(Extracted records)
%%
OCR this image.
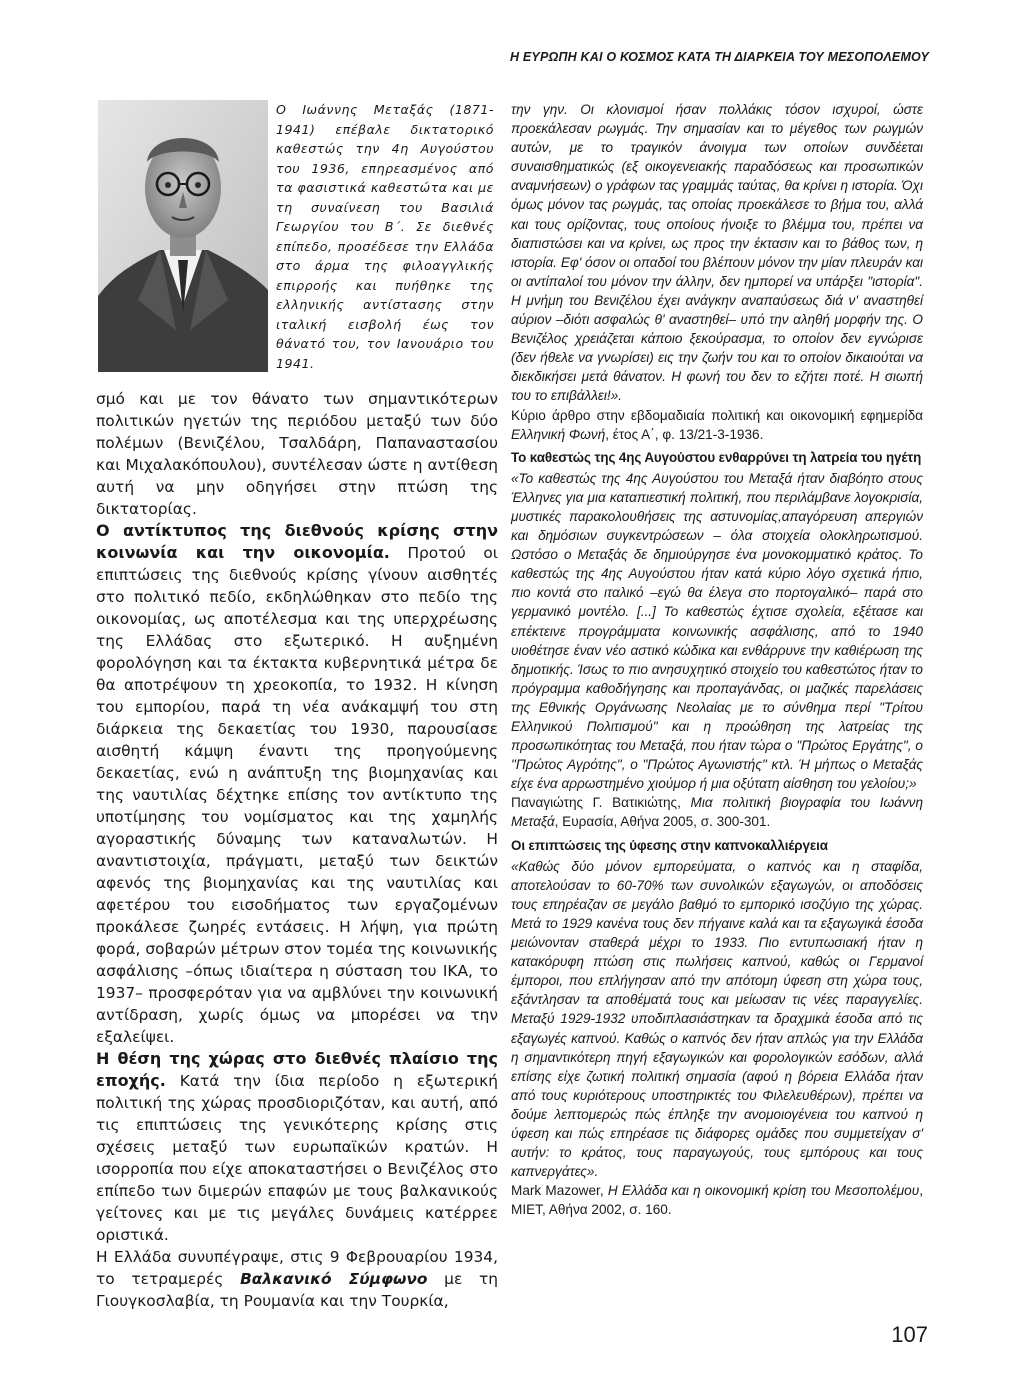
Η ΕΥΡΩΠΗ ΚΑΙ Ο ΚΟΣΜΟΣ ΚΑΤΑ ΤΗ ΔΙΑΡΚΕΙΑ ΤΟΥ ΜΕΣΟΠΟΛΕΜΟΥ
Ο Ιωάννης Μεταξάς (1871-1941) επέβαλε δικτατορικό καθεστώς την 4η Αυγούστου του 1936, επηρεασμένος από τα φασιστικά καθεστώτα και με τη συναίνεση του Βασιλιά Γεωργίου του Β΄. Σε διεθνές επίπεδο, προσέδεσε την Ελλάδα στο άρμα της φιλοαγγλικής επιρροής και πυήθηκε της ελληνικής αντίστασης στην ιταλική εισβολή έως τον θάνατό του, τον Ιανουάριο του 1941.

σμό και με τον θάνατο των σημαντικότερων πολιτικών ηγετών της περιόδου μεταξύ των δύο πολέμων (Βενιζέλου, Τσαλδάρη, Παπαναστασίου και Μιχαλακόπουλου), συντέλεσαν ώστε η αντίθεση αυτή να μην οδηγήσει στην πτώση της δικτατορίας.

Ο αντίκτυπος της διεθνούς κρίσης στην κοινωνία και την οικονομία. Προτού οι επιπτώσεις της διεθνούς κρίσης γίνουν αισθητές στο πολιτικό πεδίο, εκδηλώθηκαν στο πεδίο της οικονομίας, ως αποτέλεσμα και της υπερχρέωσης της Ελλάδας στο εξωτερικό. Η αυξημένη φορολόγηση και τα έκτακτα κυβερνητικά μέτρα δε θα αποτρέψουν τη χρεοκοπία, το 1932. Η κίνηση του εμπορίου, παρά τη νέα ανάκαμψή του στη διάρκεια της δεκαετίας του 1930, παρουσίασε αισθητή κάμψη έναντι της προηγούμενης δεκαετίας, ενώ η ανάπτυξη της βιομηχανίας και της ναυτιλίας δέχτηκε επίσης τον αντίκτυπο της υποτίμησης του νομίσματος και της χαμηλής αγοραστικής δύναμης των καταναλωτών. Η αναντιστοιχία, πράγματι, μεταξύ των δεικτών αφενός της βιομηχανίας και της ναυτιλίας και αφετέρου του εισοδήματος των εργαζομένων προκάλεσε ζωηρές εντάσεις. Η λήψη, για πρώτη φορά, σοβαρών μέτρων στον τομέα της κοινωνικής ασφάλισης –όπως ιδιαίτερα η σύσταση του ΙΚΑ, το 1937– προσφερόταν για να αμβλύνει την κοινωνική αντίδραση, χωρίς όμως να μπορέσει να την εξαλείψει.

Η θέση της χώρας στο διεθνές πλαίσιο της εποχής. Κατά την ίδια περίοδο η εξωτερική πολιτική της χώρας προσδιοριζόταν, και αυτή, από τις επιπτώσεις της γενικότερης κρίσης στις σχέσεις μεταξύ των ευρωπαϊκών κρατών. Η ισορροπία που είχε αποκαταστήσει ο Βενιζέλος στο επίπεδο των διμερών επαφών με τους βαλκανικούς γείτονες και με τις μεγάλες δυνάμεις κατέρρεε οριστικά.

Η Ελλάδα συνυπέγραψε, στις 9 Φεβρουαρίου 1934, το τετραμερές Βαλκανικό Σύμφωνο με τη Γιουγκοσλαβία, τη Ρουμανία και την Τουρκία,

την γην. Οι κλονισμοί ήσαν πολλάκις τόσον ισχυροί, ώστε προεκάλεσαν ρωγμάς. Την σημασίαν και το μέγεθος των ρωγμών αυτών, με το τραγικόν άνοιγμα των οποίων συνδέεται συναισθηματικώς (εξ οικογενειακής παραδόσεως και προσωπικών αναμνήσεων) ο γράφων τας γραμμάς ταύτας, θα κρίνει η ιστορία. Όχι όμως μόνον τας ρωγμάς, τας οποίας προεκάλεσε το βήμα του, αλλά και τους ορίζοντας, τους οποίους ήνοιξε το βλέμμα του, πρέπει να διαπιστώσει και να κρίνει, ως προς την έκτασιν και το βάθος των, η ιστορία. Εφ' όσον οι οπαδοί του βλέπουν μόνον την μίαν πλευράν και οι αντίπαλοί του μόνον την άλλην, δεν ημπορεί να υπάρξει "ιστορία". Η μνήμη του Βενιζέλου έχει ανάγκην αναπαύσεως διά ν' αναστηθεί αύριον –διότι ασφαλώς θ' αναστηθεί– υπό την αληθή μορφήν της. Ο Βενιζέλος χρειάζεται κάποιο ξεκούρασμα, το οποίον δεν εγνώρισε (δεν ήθελε να γνωρίσει) εις την ζωήν του και το οποίον δικαιούται να διεκδικήσει μετά θάνατον. Η φωνή του δεν το εζήτει ποτέ. Η σιωπή του το επιβάλλει!».

Κύριο άρθρο στην εβδομαδιαία πολιτική και οικονομική εφημερίδα Ελληνική Φωνή, έτος Α΄, φ. 13/21-3-1936.

Το καθεστώς της 4ης Αυγούστου ενθαρρύνει τη λατρεία του ηγέτη

«Το καθεστώς της 4ης Αυγούστου του Μεταξά ήταν διαβόητο στους Έλληνες για μια καταπιεστική πολιτική, που περιλάμβανε λογοκρισία, μυστικές παρακολουθήσεις της αστυνομίας,απαγόρευση απεργιών και δημόσιων συγκεντρώσεων – όλα στοιχεία ολοκληρωτισμού. Ωστόσο ο Μεταξάς δε δημιούργησε ένα μονοκομματικό κράτος. Το καθεστώς της 4ης Αυγούστου ήταν κατά κύριο λόγο σχετικά ήπιο, πιο κοντά στο ιταλικό –εγώ θα έλεγα στο πορτογαλικό– παρά στο γερμανικό μοντέλο. [...] Το καθεστώς έχτισε σχολεία, εξέτασε και επέκτεινε προγράμματα κοινωνικής ασφάλισης, από το 1940 υιοθέτησε έναν νέο αστικό κώδικα και ενθάρρυνε την καθιέρωση της δημοτικής. Ίσως το πιο ανησυχητικό στοιχείο του καθεστώτος ήταν το πρόγραμμα καθοδήγησης και προπαγάνδας, οι μαζικές παρελάσεις της Εθνικής Οργάνωσης Νεολαίας με το σύνθημα περί "Τρίτου Ελληνικού Πολιτισμού" και η προώθηση της λατρείας της προσωπικότητας του Μεταξά, που ήταν τώρα ο "Πρώτος Εργάτης", ο "Πρώτος Αγρότης", ο "Πρώτος Αγωνιστής" κτλ. Ή μήπως ο Μεταξάς είχε ένα αρρωστημένο χιούμορ ή μια οξύτατη αίσθηση του γελοίου;»

Παναγιώτης Γ. Βατικιώτης, Μια πολιτική βιογραφία του Ιωάννη Μεταξά, Ευρασία, Αθήνα 2005, σ. 300-301.

Οι επιπτώσεις της ύφεσης στην καπνοκαλλιέργεια

«Καθώς δύο μόνον εμπορεύματα, ο καπνός και η σταφίδα, αποτελούσαν το 60-70% των συνολικών εξαγωγών, οι αποδόσεις τους επηρέαζαν σε μεγάλο βαθμό το εμπορικό ισοζύγιο της χώρας. Μετά το 1929 κανένα τους δεν πήγαινε καλά και τα εξαγωγικά έσοδα μειώνονταν σταθερά μέχρι το 1933. Πιο εντυπωσιακή ήταν η κατακόρυφη πτώση στις πωλήσεις καπνού, καθώς οι Γερμανοί έμποροι, που επλήγησαν από την απότομη ύφεση στη χώρα τους, εξάντλησαν τα αποθέματά τους και μείωσαν τις νέες παραγγελίες. Μεταξύ 1929-1932 υποδιπλασιάστηκαν τα δραχμικά έσοδα από τις εξαγωγές καπνού. Καθώς ο καπνός δεν ήταν απλώς για την Ελλάδα η σημαντικότερη πηγή εξαγωγικών και φορολογικών εσόδων, αλλά επίσης είχε ζωτική πολιτική σημασία (αφού η βόρεια Ελλάδα ήταν από τους κυριότερους υποστηρικτές του Φιλελευθέρων), πρέπει να δούμε λεπτομερώς πώς έπληξε την ανομοιογένεια του καπνού η ύφεση και πώς επηρέασε τις διάφορες ομάδες που συμμετείχαν σ' αυτήν: το κράτος, τους παραγωγούς, τους εμπόρους και τους καπνεργάτες».

Mark Mazower, Η Ελλάδα και η οικονομική κρίση του Μεσοπολέμου, ΜΙΕΤ, Αθήνα 2002, σ. 160.

107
%%
- _What you are asked to do_
Look through the entries above for the word "Αθήνα". Copy every line where it shows up.

- _Output for this task_
Παναγιώτης Γ. Βατικιώτης, Μια πολιτική βιογραφία του Ιωάννη Μεταξά, Ευρασία, Αθήνα 2005, σ. 300-301.
Mark Mazower, Η Ελλάδα και η οικονομική κρίση του Μεσοπολέμου, ΜΙΕΤ, Αθήνα 2002, σ. 160.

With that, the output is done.